→ **The problem**
Reproduce the records below in full and without edits, omitting images.

→ **Information shown**
──────────

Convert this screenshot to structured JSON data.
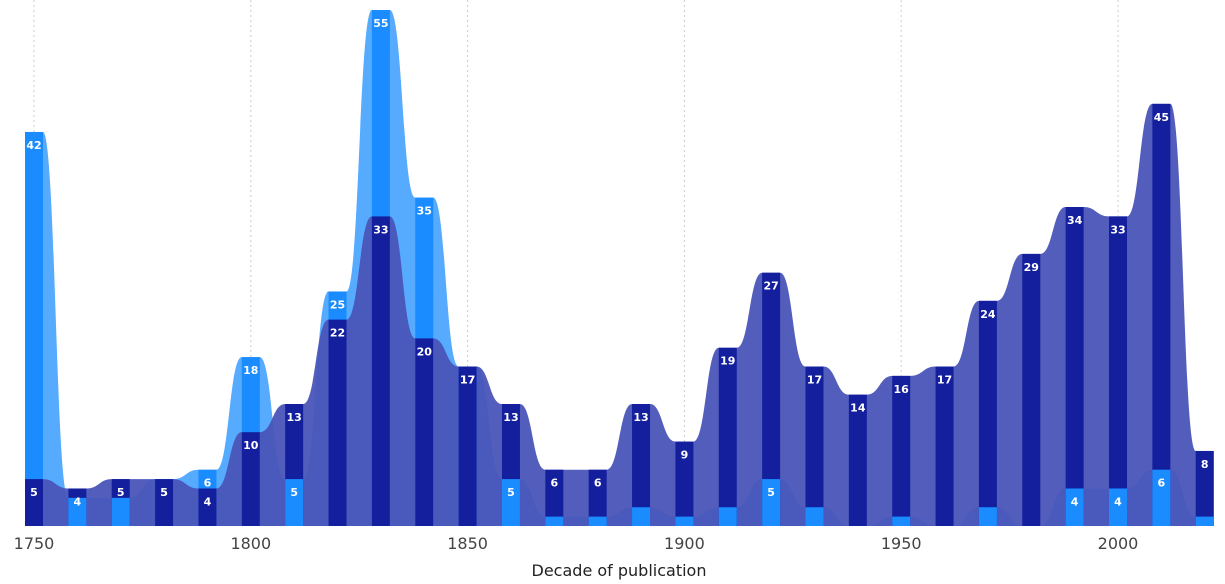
{
  "chart_data": {
    "type": "bar",
    "xlabel": "Decade of publication",
    "x_ticks": [
      "1750",
      "1800",
      "1850",
      "1900",
      "1950",
      "2000"
    ],
    "x": [
      1750,
      1760,
      1770,
      1780,
      1790,
      1800,
      1810,
      1820,
      1830,
      1840,
      1850,
      1860,
      1870,
      1880,
      1890,
      1900,
      1910,
      1920,
      1930,
      1940,
      1950,
      1960,
      1970,
      1980,
      1990,
      2000,
      2010,
      2020
    ],
    "ylim": [
      0,
      58
    ],
    "grid": true,
    "series": [
      {
        "color": "#4da6ff",
        "values": [
          42,
          3,
          3,
          5,
          6,
          18,
          5,
          25,
          55,
          35,
          17,
          5,
          1,
          1,
          2,
          1,
          2,
          5,
          2,
          0,
          1,
          0,
          2,
          0,
          4,
          4,
          6,
          1
        ],
        "labels": [
          "42",
          "",
          "",
          "5",
          "6",
          "18",
          "5",
          "25",
          "55",
          "35",
          "17",
          "5",
          "",
          "",
          "",
          "",
          "",
          "5",
          "",
          "",
          "",
          "",
          "",
          "",
          "4",
          "4",
          "6",
          ""
        ]
      },
      {
        "color": "#2a35a8",
        "values": [
          5,
          4,
          5,
          5,
          4,
          10,
          13,
          22,
          33,
          20,
          17,
          13,
          6,
          6,
          13,
          9,
          19,
          27,
          17,
          14,
          16,
          17,
          24,
          29,
          34,
          33,
          45,
          8
        ],
        "labels": [
          "5",
          "4",
          "5",
          "5",
          "4",
          "10",
          "13",
          "22",
          "33",
          "20",
          "17",
          "13",
          "6",
          "6",
          "13",
          "9",
          "19",
          "27",
          "17",
          "14",
          "16",
          "17",
          "24",
          "29",
          "34",
          "33",
          "45",
          "8"
        ]
      }
    ]
  }
}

──────────

→ **Solution to the exercise**
Convert this screenshot to structured JSON data.
{
  "chart_data": {
    "type": "bar",
    "xlabel": "Decade of publication",
    "x_ticks": [
      "1750",
      "1800",
      "1850",
      "1900",
      "1950",
      "2000"
    ],
    "x": [
      1750,
      1760,
      1770,
      1780,
      1790,
      1800,
      1810,
      1820,
      1830,
      1840,
      1850,
      1860,
      1870,
      1880,
      1890,
      1900,
      1910,
      1920,
      1930,
      1940,
      1950,
      1960,
      1970,
      1980,
      1990,
      2000,
      2010,
      2020
    ],
    "ylim": [
      0,
      58
    ],
    "grid": true,
    "series": [
      {
        "color": "#4da6ff",
        "values": [
          42,
          3,
          3,
          5,
          6,
          18,
          5,
          25,
          55,
          35,
          17,
          5,
          1,
          1,
          2,
          1,
          2,
          5,
          2,
          0,
          1,
          0,
          2,
          0,
          4,
          4,
          6,
          1
        ],
        "labels": [
          "42",
          "",
          "",
          "5",
          "6",
          "18",
          "5",
          "25",
          "55",
          "35",
          "17",
          "5",
          "",
          "",
          "",
          "",
          "",
          "5",
          "",
          "",
          "",
          "",
          "",
          "",
          "4",
          "4",
          "6",
          ""
        ]
      },
      {
        "color": "#2a35a8",
        "values": [
          5,
          4,
          5,
          5,
          4,
          10,
          13,
          22,
          33,
          20,
          17,
          13,
          6,
          6,
          13,
          9,
          19,
          27,
          17,
          14,
          16,
          17,
          24,
          29,
          34,
          33,
          45,
          8
        ],
        "labels": [
          "5",
          "4",
          "5",
          "5",
          "4",
          "10",
          "13",
          "22",
          "33",
          "20",
          "17",
          "13",
          "6",
          "6",
          "13",
          "9",
          "19",
          "27",
          "17",
          "14",
          "16",
          "17",
          "24",
          "29",
          "34",
          "33",
          "45",
          "8"
        ]
      }
    ]
  }
}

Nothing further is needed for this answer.